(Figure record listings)
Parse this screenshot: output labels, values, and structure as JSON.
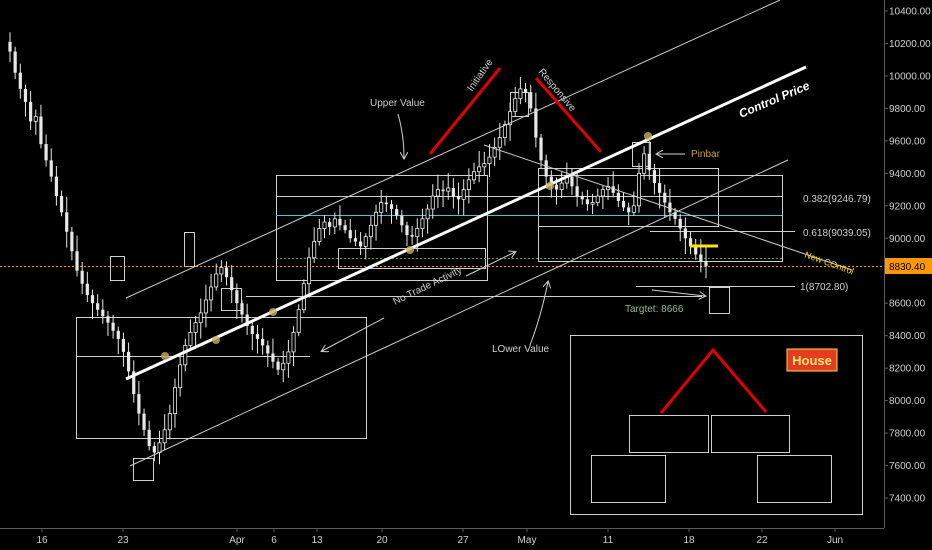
{
  "chart_data": {
    "type": "candlestick",
    "y_axis": {
      "ticks": [
        "10400.00",
        "10200.00",
        "10000.00",
        "9800.00",
        "9600.00",
        "9400.00",
        "9200.00",
        "9000.00",
        "8800.00",
        "8600.00",
        "8400.00",
        "8200.00",
        "8000.00",
        "7800.00",
        "7600.00",
        "7400.00"
      ],
      "ylim": [
        7290,
        10440
      ],
      "current_price": "8830.40"
    },
    "x_axis": {
      "labels": [
        "16",
        "23",
        "Apr",
        "6",
        "13",
        "20",
        "27",
        "May",
        "11",
        "18",
        "22",
        "Jun"
      ]
    },
    "annotations": {
      "control_price": "Control Price",
      "upper_value": "Upper Value",
      "lower_value": "LOwer Value",
      "no_trade": "No Trade Activity",
      "initiative": "Initiative",
      "responsive": "Responsive",
      "pinbar": "Pinbar",
      "new_control": "New COntrol",
      "target": "Targtet: 8666",
      "house": "House"
    },
    "fib_levels": [
      {
        "label": "0.382(9246.79)",
        "value": 9246.79
      },
      {
        "label": "0.618(9039.05)",
        "value": 9039.05
      },
      {
        "label": "1(8702.80)",
        "value": 8702.8
      }
    ],
    "colors": {
      "background": "#000000",
      "candles": "#e8e8e8",
      "annotation_red": "#e00000",
      "current_price": "#ff9800",
      "channel_line": "#ffffff",
      "fib_line": "#4fc3c7",
      "house_badge": "#e63c1e",
      "target_text": "#8fbc8f",
      "pinbar_text": "#c8a040"
    },
    "closes": [
      10150,
      10020,
      9920,
      9840,
      9720,
      9750,
      9580,
      9480,
      9380,
      9260,
      9160,
      9040,
      8920,
      8800,
      8720,
      8650,
      8600,
      8560,
      8520,
      8480,
      8430,
      8380,
      8300,
      8180,
      8040,
      7920,
      7820,
      7720,
      7680,
      7740,
      7820,
      7920,
      8080,
      8220,
      8340,
      8420,
      8480,
      8540,
      8620,
      8700,
      8780,
      8820,
      8760,
      8680,
      8600,
      8530,
      8460,
      8410,
      8380,
      8340,
      8290,
      8240,
      8190,
      8230,
      8300,
      8420,
      8560,
      8720,
      8880,
      8980,
      9060,
      9100,
      9070,
      9120,
      9080,
      9050,
      9000,
      8980,
      8950,
      9010,
      9080,
      9160,
      9220,
      9210,
      9180,
      9140,
      9080,
      9020,
      9010,
      9060,
      9120,
      9180,
      9260,
      9300,
      9290,
      9310,
      9260,
      9240,
      9300,
      9360,
      9410,
      9440,
      9460,
      9500,
      9560,
      9620,
      9700,
      9780,
      9860,
      9920,
      9900,
      9800,
      9620,
      9480,
      9380,
      9330,
      9300,
      9340,
      9380,
      9320,
      9260,
      9240,
      9210,
      9220,
      9260,
      9300,
      9320,
      9280,
      9230,
      9190,
      9160,
      9200,
      9400,
      9520,
      9420,
      9340,
      9280,
      9220,
      9160,
      9120,
      9060,
      9000,
      8950,
      8900,
      8860,
      8830
    ]
  }
}
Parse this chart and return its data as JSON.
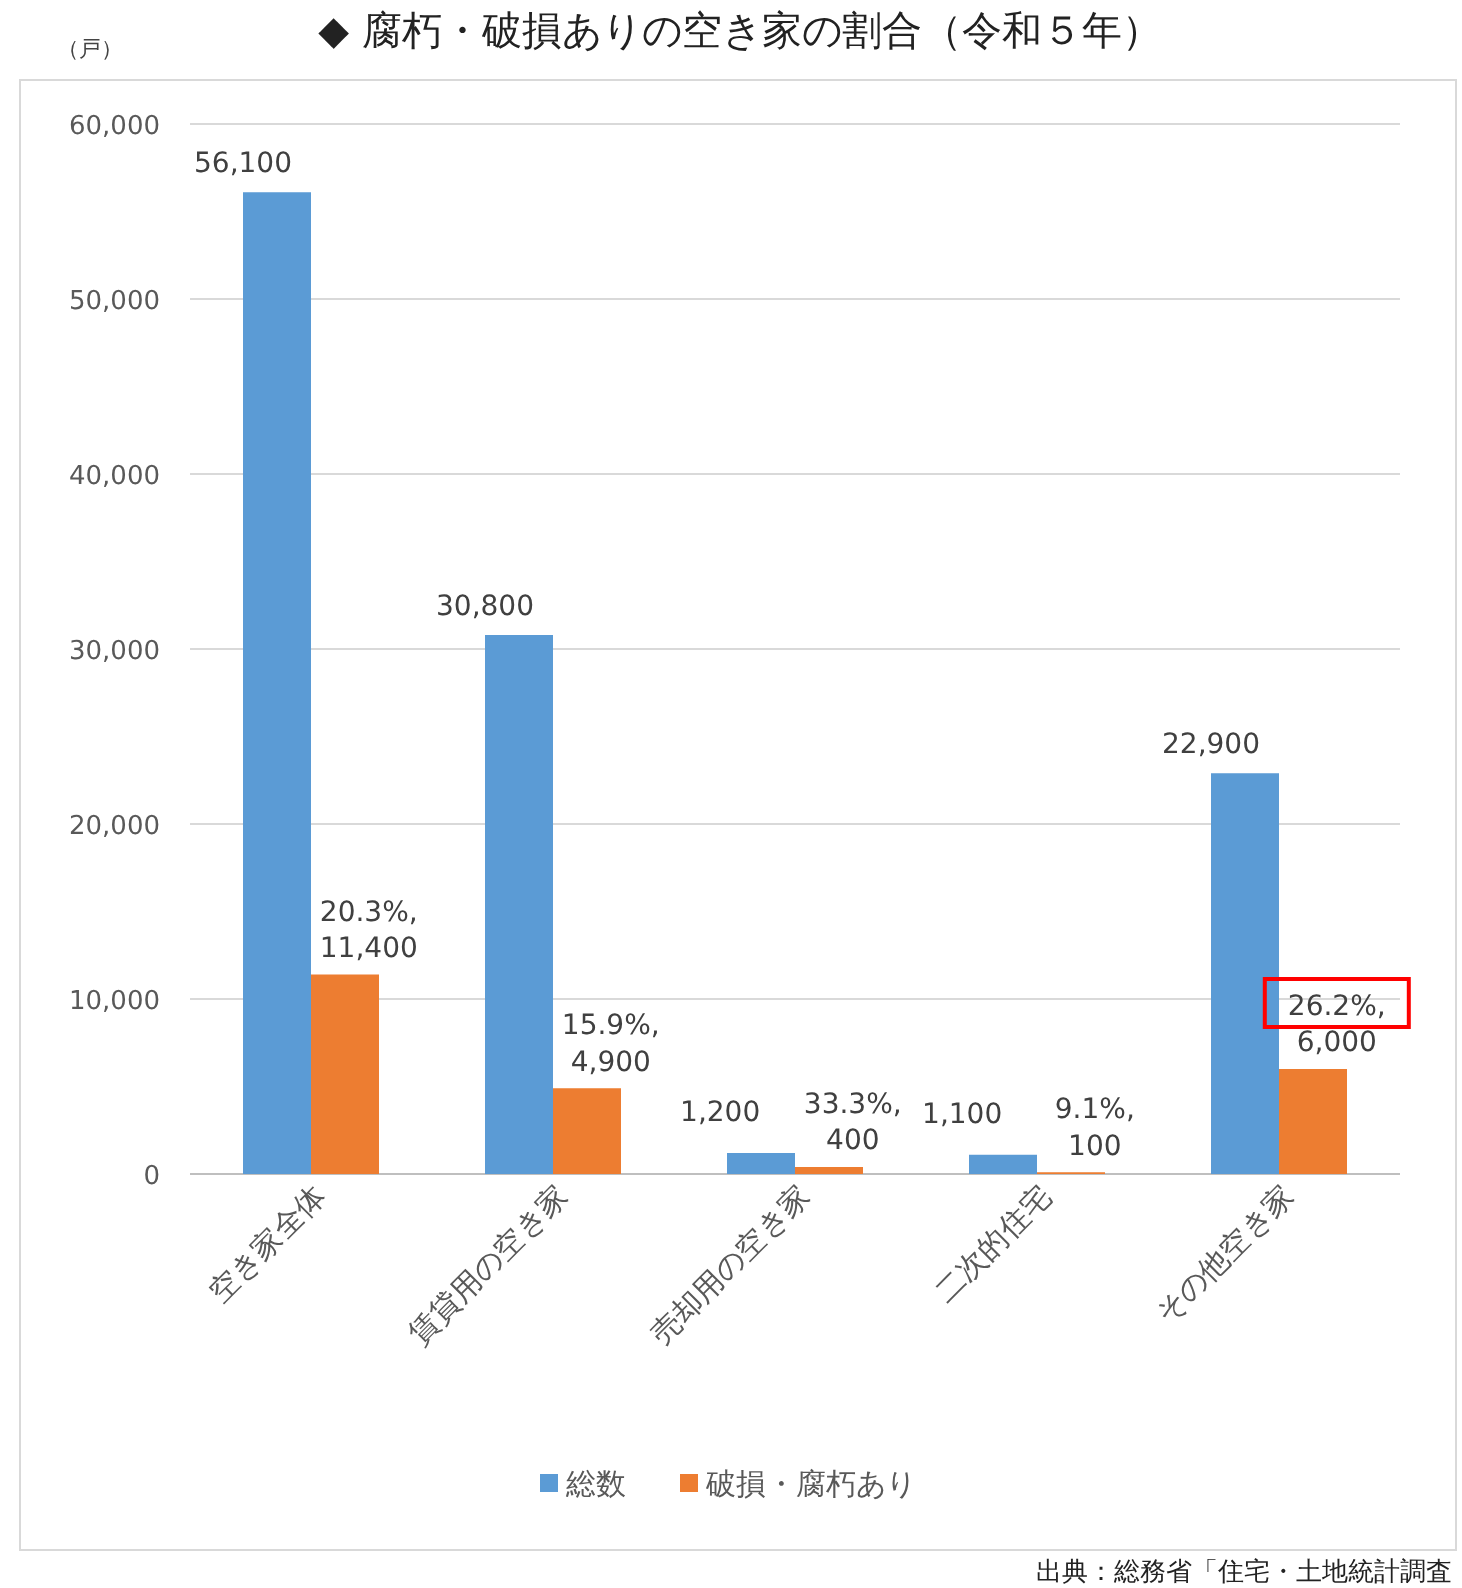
{
  "chart_data": {
    "type": "bar",
    "title": "◆ 腐朽・破損ありの空き家の割合（令和５年）",
    "ylabel": "（戸）",
    "categories": [
      "空き家全体",
      "賃貸用の空き家",
      "売却用の空き家",
      "二次的住宅",
      "その他空き家"
    ],
    "series": [
      {
        "name": "総数",
        "color": "#5b9bd5",
        "values": [
          56100,
          30800,
          1200,
          1100,
          22900
        ],
        "value_labels": [
          "56,100",
          "30,800",
          "1,200",
          "1,100",
          "22,900"
        ]
      },
      {
        "name": "破損・腐朽あり",
        "color": "#ed7d31",
        "values": [
          11400,
          4900,
          400,
          100,
          6000
        ],
        "value_labels": [
          "20.3%,\n11,400",
          "15.9%,\n4,900",
          "33.3%,\n400",
          "9.1%,\n100",
          "26.2%,\n6,000"
        ]
      }
    ],
    "ylim": [
      0,
      60000
    ],
    "yticks": [
      {
        "value": 0,
        "label": "0"
      },
      {
        "value": 10000,
        "label": "10,000"
      },
      {
        "value": 20000,
        "label": "20,000"
      },
      {
        "value": 30000,
        "label": "30,000"
      },
      {
        "value": 40000,
        "label": "40,000"
      },
      {
        "value": 50000,
        "label": "50,000"
      },
      {
        "value": 60000,
        "label": "60,000"
      }
    ],
    "grid": "y",
    "legend": "bottom",
    "annotations": [
      "出典：総務省「住宅・土地統計調査"
    ]
  }
}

SET TASK — In the records above, locate each line with the word "this". Copy all such lines.

FULL RESPONSE —
Parse this screenshot: output labels, values, and structure as JSON.
Parse this chart and return its data as JSON.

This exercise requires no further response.